Output each entry below as it stands, leaving out every picture.
Begin SUPPLIED DATA
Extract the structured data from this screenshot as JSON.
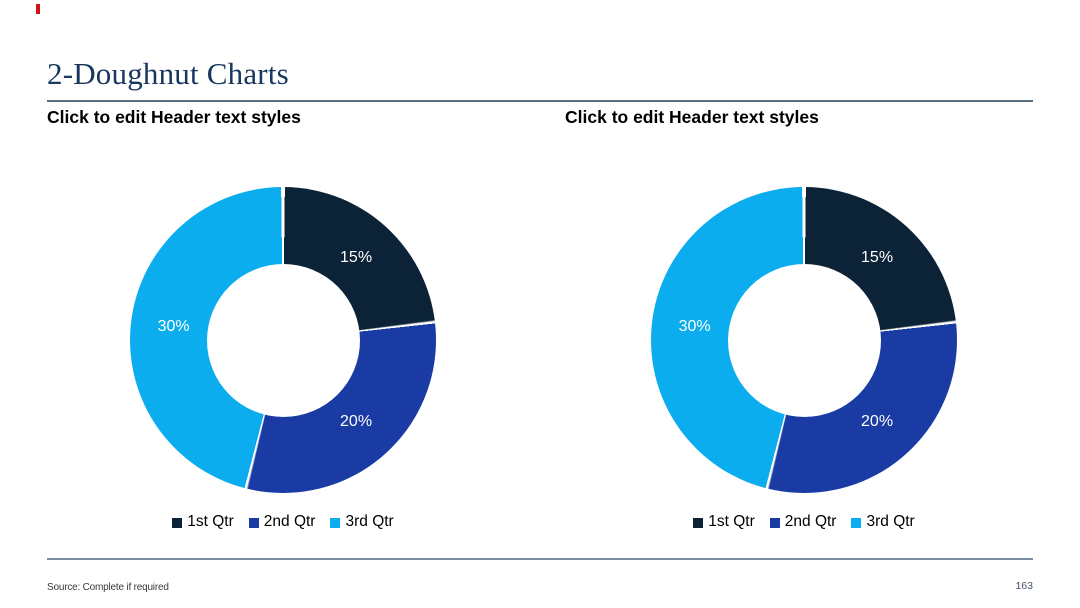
{
  "slide": {
    "title": "2-Doughnut Charts",
    "source_note": "Source: Complete if required",
    "page_number": "163",
    "accent_marker_color": "#d01317",
    "title_color": "#17375e",
    "rule_color": "#5d7080"
  },
  "chart_data": [
    {
      "type": "doughnut",
      "title": "Click to edit Header text styles",
      "categories": [
        "1st Qtr",
        "2nd Qtr",
        "3rd Qtr"
      ],
      "values": [
        15,
        20,
        30
      ],
      "labels": [
        "15%",
        "20%",
        "30%"
      ],
      "colors": [
        "#0c2337",
        "#1a3ba3",
        "#0cadee"
      ],
      "legend_position": "bottom",
      "start_angle_deg": 0,
      "inner_radius_ratio": 0.5,
      "label_color": "#ffffff"
    },
    {
      "type": "doughnut",
      "title": "Click to edit Header text styles",
      "categories": [
        "1st Qtr",
        "2nd Qtr",
        "3rd Qtr"
      ],
      "values": [
        15,
        20,
        30
      ],
      "labels": [
        "15%",
        "20%",
        "30%"
      ],
      "colors": [
        "#0c2337",
        "#1a3ba3",
        "#0cadee"
      ],
      "legend_position": "bottom",
      "start_angle_deg": 0,
      "inner_radius_ratio": 0.5,
      "label_color": "#ffffff"
    }
  ]
}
End SUPPLIED DATA
### RESPONSE:
Extract the structured data from this screenshot as JSON.
{
  "slide": {
    "title": "2-Doughnut Charts",
    "source_note": "Source: Complete if required",
    "page_number": "163",
    "accent_marker_color": "#d01317",
    "title_color": "#17375e",
    "rule_color": "#5d7080"
  },
  "chart_data": [
    {
      "type": "doughnut",
      "title": "Click to edit Header text styles",
      "categories": [
        "1st Qtr",
        "2nd Qtr",
        "3rd Qtr"
      ],
      "values": [
        15,
        20,
        30
      ],
      "labels": [
        "15%",
        "20%",
        "30%"
      ],
      "colors": [
        "#0c2337",
        "#1a3ba3",
        "#0cadee"
      ],
      "legend_position": "bottom",
      "start_angle_deg": 0,
      "inner_radius_ratio": 0.5,
      "label_color": "#ffffff"
    },
    {
      "type": "doughnut",
      "title": "Click to edit Header text styles",
      "categories": [
        "1st Qtr",
        "2nd Qtr",
        "3rd Qtr"
      ],
      "values": [
        15,
        20,
        30
      ],
      "labels": [
        "15%",
        "20%",
        "30%"
      ],
      "colors": [
        "#0c2337",
        "#1a3ba3",
        "#0cadee"
      ],
      "legend_position": "bottom",
      "start_angle_deg": 0,
      "inner_radius_ratio": 0.5,
      "label_color": "#ffffff"
    }
  ]
}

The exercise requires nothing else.